• **Passage shown**

[start]

I have been married for 38 years, I'm fairly thin, but it has been a big battle to stay at a size 8, my husband has made it very clear that he want's me to stay slim.
On the other hand my sister is about 100# over weight, married for 30 years, her husband is fine with her weight, he loves her just the way she is.
I would say we both love our husbands the same and I feel our husbands love us the same.
Then one day, my sister's husband told my husband that he wants Nan to loose her weight, and if she doesn't he is going to leave her, WOW where did all of this come from, we all thought everything was OK! According to my husband there isn't another woman in the picture at this point, so I'm trying to figure ways myself to help her!
It's easy for me to say, just loose the weight, but I don't find that easy to say to you or her as I don't know what it would be like to loose weight. It has been a life long job to stay at my 113 to 125.
But I feel sad for you and my sister and there is many others that are facing your situation, everything is going just fine and then one day the world changes.
Now I have been a little long winded here but this is what she did and she did it on her own.
My sister knew she was loosing her husband, he moved to the LR and then when the weather warmed up he moved into there camper out in the back yard and now he has moved in with another woman about 10 years younger, they are still married but a divorce is in the works.
My sister joined weight watchers, joined curves, walks 3 miles every day, takes the stairs at work and joined a gym.
It's a year later now, they are divorced my sister (51) went from 200# to 115# and has a body most women would die for. In all of this time she has never been with another guy and hasn't seen her husband for the past 4 months, and she wants him back.
So she posted on some site how to get him back, she told her story and some one told her to find a guy half her age and make sure everyone knows your dating a young stud! She ask me what I thought! I thought that sounded interesting as I myself have never been with anyone other then my husband, but I have found that mature women get hit on by younger men all the time, so as I told her to go for it! At first I thought I wished I had kept my mouth shut but when she opened her eyes she had her pick of guys half her age, she found a guy that had a good job, work in construction like her husband does, and she got very brave, dressed like a woman half her age and had a great time for about 2 months, once her ex saw with his own eyes he went nuts and found her one night bumping and grinding with two guys at a dance, her husband ended up getting beat up pretty bad, but he did end up with Nan, they are together again and planning there marriage for the second time.

[end]

• **Dataset rows**
[start]

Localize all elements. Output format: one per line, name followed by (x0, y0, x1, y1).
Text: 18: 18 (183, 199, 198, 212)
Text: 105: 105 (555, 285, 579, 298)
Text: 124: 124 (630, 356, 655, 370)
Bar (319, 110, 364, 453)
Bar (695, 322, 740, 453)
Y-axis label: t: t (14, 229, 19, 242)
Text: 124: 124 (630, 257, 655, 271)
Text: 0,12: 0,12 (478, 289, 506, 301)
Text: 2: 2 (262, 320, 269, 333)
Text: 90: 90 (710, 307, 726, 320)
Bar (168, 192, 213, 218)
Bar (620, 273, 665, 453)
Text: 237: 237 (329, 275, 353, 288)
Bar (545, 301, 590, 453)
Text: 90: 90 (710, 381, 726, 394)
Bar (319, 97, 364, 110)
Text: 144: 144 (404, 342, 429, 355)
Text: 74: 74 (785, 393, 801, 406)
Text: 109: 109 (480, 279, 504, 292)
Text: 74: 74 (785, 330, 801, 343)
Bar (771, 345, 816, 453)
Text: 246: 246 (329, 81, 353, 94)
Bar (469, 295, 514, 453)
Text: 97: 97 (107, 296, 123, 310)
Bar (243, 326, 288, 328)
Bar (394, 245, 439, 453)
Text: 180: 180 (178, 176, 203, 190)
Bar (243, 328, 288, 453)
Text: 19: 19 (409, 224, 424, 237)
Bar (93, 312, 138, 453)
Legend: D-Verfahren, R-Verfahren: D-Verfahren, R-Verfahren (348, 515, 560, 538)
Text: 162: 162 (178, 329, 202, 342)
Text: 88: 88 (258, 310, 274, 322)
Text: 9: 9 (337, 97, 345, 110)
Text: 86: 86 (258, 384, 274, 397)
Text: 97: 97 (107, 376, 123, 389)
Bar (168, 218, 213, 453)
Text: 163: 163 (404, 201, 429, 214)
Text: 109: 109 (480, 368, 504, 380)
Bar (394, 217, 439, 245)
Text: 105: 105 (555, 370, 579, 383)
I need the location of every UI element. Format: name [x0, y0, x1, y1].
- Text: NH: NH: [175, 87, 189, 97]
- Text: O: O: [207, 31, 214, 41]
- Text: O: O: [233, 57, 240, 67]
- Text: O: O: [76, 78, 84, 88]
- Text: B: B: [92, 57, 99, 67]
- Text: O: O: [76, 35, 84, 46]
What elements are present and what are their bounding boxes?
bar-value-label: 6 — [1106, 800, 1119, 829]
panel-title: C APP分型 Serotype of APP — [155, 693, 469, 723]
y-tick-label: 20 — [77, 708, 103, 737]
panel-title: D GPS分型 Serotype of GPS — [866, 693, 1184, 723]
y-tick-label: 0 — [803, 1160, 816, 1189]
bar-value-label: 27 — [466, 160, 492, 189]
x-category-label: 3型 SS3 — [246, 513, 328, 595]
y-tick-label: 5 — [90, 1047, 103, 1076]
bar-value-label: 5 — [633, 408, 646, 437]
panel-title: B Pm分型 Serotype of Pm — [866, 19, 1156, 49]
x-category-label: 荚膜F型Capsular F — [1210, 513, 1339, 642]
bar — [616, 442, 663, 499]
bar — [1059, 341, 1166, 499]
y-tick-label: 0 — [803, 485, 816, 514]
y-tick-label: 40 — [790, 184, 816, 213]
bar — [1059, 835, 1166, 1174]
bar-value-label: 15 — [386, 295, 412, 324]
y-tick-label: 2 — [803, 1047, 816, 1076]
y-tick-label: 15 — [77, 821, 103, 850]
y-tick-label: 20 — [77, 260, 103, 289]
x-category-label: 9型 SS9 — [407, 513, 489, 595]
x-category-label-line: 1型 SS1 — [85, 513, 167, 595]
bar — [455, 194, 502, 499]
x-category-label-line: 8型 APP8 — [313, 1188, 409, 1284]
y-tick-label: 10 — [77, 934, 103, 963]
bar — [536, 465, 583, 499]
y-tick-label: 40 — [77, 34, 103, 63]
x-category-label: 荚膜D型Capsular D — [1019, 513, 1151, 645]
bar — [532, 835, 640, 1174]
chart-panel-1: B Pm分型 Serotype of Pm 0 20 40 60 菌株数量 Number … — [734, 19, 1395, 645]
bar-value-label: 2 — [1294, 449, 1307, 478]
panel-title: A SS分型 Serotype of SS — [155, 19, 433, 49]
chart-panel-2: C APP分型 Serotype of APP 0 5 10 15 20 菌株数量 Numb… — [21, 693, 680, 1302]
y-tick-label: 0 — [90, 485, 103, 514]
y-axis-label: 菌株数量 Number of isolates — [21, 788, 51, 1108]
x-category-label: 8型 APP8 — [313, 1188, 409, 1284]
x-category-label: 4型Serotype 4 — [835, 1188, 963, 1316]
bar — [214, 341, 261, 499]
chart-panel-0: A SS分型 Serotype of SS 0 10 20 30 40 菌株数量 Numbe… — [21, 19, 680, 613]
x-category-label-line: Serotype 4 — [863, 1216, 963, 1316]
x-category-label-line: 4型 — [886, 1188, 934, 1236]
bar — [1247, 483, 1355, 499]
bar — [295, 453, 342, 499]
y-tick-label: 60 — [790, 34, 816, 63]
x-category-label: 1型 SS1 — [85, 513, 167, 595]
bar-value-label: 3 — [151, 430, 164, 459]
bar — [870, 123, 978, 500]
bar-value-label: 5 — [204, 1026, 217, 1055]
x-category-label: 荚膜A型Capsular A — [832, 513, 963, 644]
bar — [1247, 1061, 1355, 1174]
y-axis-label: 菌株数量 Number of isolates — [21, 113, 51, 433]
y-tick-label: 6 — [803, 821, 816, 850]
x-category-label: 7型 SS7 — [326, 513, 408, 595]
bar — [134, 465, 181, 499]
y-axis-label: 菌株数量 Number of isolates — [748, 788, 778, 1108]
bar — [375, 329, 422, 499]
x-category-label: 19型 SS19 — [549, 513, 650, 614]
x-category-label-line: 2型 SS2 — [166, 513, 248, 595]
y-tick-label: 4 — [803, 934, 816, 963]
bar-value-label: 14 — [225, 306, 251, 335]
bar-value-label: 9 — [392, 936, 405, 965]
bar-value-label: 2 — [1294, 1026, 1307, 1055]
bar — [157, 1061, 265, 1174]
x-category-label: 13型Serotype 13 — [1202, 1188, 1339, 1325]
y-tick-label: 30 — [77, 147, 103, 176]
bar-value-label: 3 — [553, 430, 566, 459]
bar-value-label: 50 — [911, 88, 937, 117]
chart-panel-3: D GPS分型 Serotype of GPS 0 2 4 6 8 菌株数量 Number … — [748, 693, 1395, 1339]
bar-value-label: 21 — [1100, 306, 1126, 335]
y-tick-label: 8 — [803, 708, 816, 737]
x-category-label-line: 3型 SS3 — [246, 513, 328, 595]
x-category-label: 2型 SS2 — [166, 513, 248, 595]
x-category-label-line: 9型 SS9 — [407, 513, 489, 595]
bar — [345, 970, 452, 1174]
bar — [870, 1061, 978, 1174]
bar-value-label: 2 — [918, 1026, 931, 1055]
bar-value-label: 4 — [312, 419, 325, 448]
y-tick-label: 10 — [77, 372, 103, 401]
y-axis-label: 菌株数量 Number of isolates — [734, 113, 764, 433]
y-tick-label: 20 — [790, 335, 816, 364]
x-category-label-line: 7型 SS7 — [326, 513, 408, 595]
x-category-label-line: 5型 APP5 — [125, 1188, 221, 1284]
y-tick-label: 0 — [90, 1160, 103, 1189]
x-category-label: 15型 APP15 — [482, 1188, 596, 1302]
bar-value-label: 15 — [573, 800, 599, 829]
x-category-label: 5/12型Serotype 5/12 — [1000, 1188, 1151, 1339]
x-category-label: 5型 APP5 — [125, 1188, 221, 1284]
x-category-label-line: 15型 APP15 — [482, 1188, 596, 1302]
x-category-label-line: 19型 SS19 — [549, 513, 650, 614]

[end]

• **What is asked**
Reproduce the forum post starting at the words "I have been married" and ending after "way she is.", changing "slim" to "trim". The entries are taken from a separate source.

• **Task solution**
I have been married for 38 years, I'm fairly thin, but it has been a big battle to stay at a size 8, my husband has made it very clear that he want's me to stay trim.
On the other hand my sister is about 100# over weight, married for 30 years, her husband is fine with her weight, he loves her just the way she is.